Begin Data to use

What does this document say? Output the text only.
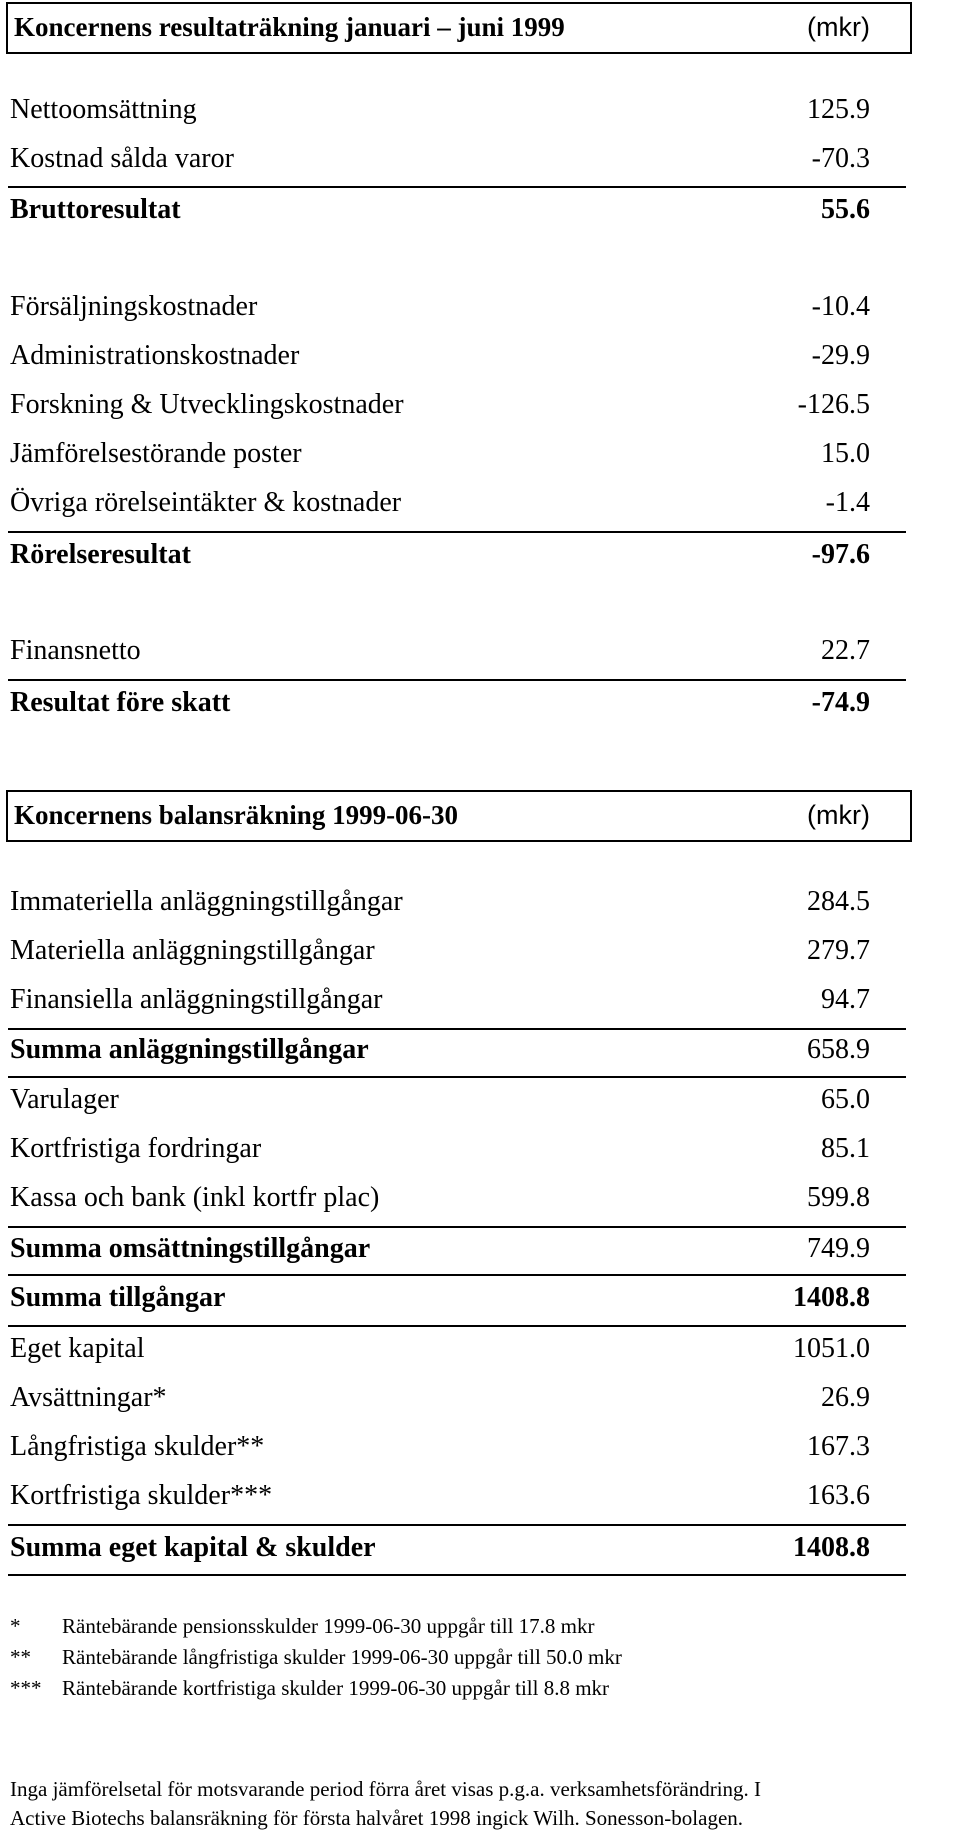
Koncernens resultaträkning januari – juni 1999	(mkr)
Nettoomsättning	125.9
Kostnad sålda varor	-70.3
Bruttoresultat	55.6
Försäljningskostnader	-10.4
Administrationskostnader	-29.9
Forskning & Utvecklingskostnader	-126.5
Jämförelsestörande poster	15.0
Övriga rörelseintäkter & kostnader	-1.4
Rörelseresultat	-97.6
Finansnetto	22.7
Resultat före skatt	-74.9
Koncernens balansräkning 1999-06-30	(mkr)
Immateriella anläggningstillgångar	284.5
Materiella anläggningstillgångar	279.7
Finansiella anläggningstillgångar	94.7
Summa anläggningstillgångar	658.9
Varulager	65.0
Kortfristiga fordringar	85.1
Kassa och bank (inkl kortfr plac)	599.8
Summa omsättningstillgångar	749.9
Summa tillgångar	1408.8
Eget kapital	1051.0
Avsättningar*	26.9
Långfristiga skulder**	167.3
Kortfristiga skulder***	163.6
Summa eget kapital & skulder	1408.8
* Räntebärande pensionsskulder 1999-06-30 uppgår till 17.8 mkr
** Räntebärande långfristiga skulder 1999-06-30 uppgår till 50.0 mkr
*** Räntebärande kortfristiga skulder 1999-06-30 uppgår till 8.8 mkr
Inga jämförelsetal för motsvarande period förra året visas p.g.a. verksamhetsförändring. I
Active Biotechs balansräkning för första halvåret 1998 ingick Wilh. Sonesson-bolagen.
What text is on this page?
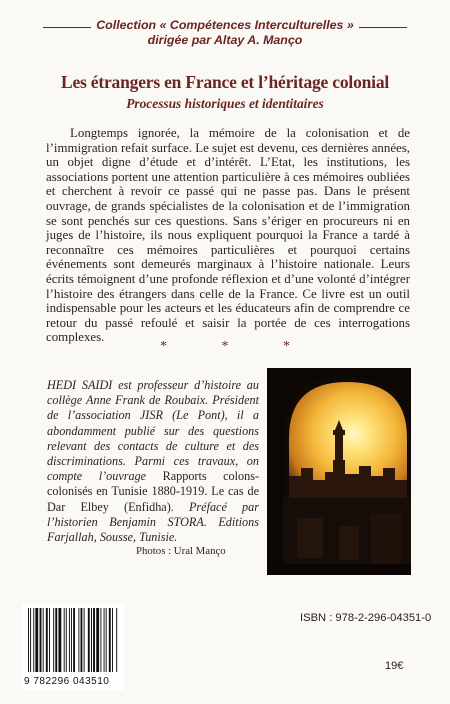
Collection « Compétences Interculturelles »
dirigée par Altay A. Manço
Les étrangers en France et l’héritage colonial
Processus historiques et identitaires

Longtemps ignorée, la mémoire de la colonisation et de l’immigration refait surface. Le sujet est devenu, ces dernières années, un objet digne d’étude et d’intérêt. L’Etat, les institutions, les associations portent une attention particulière à ces mémoires oubliées et cherchent à revoir ce passé qui ne passe pas. Dans le présent ouvrage, de grands spécialistes de la colonisation et de l’immigration se sont penchés sur ces questions. Sans s’ériger en procureurs ni en juges de l’histoire, ils nous expliquent pourquoi la France a tardé à reconnaître ces mémoires particulières et pourquoi certains événements sont demeurés marginaux à l’histoire nationale. Leurs écrits témoignent d’une profonde réflexion et d’une volonté d’intégrer l’histoire des étrangers dans celle de la France. Ce livre est un outil indispensable pour les acteurs et les éducateurs afin de comprendre ce retour du passé refoulé et saisir la portée de ces interrogations complexes.

*	*	*
HEDI SAIDI est professeur d’histoire au collège Anne Frank de Roubaix. Président de l’association JISR (Le Pont), il a abondamment publié sur des questions relevant des contacts de culture et des discriminations. Parmi ces travaux, on compte l’ouvrage Rapports colons-colonisés en Tunisie 1880-1919. Le cas de Dar Elbey (Enfidha). Préfacé par l’historien Benjamin STORA. Editions Farjallah, Sousse, Tunisie.
Photos : Ural Manço
ISBN : 978-2-296-04351-0
19€
9 782296 043510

End Data to use

— Task prompt —
Search the records above for "Manço". Copy each line where it is found.

— Answer in full —
dirigée par Altay A. Manço
Photos : Ural Manço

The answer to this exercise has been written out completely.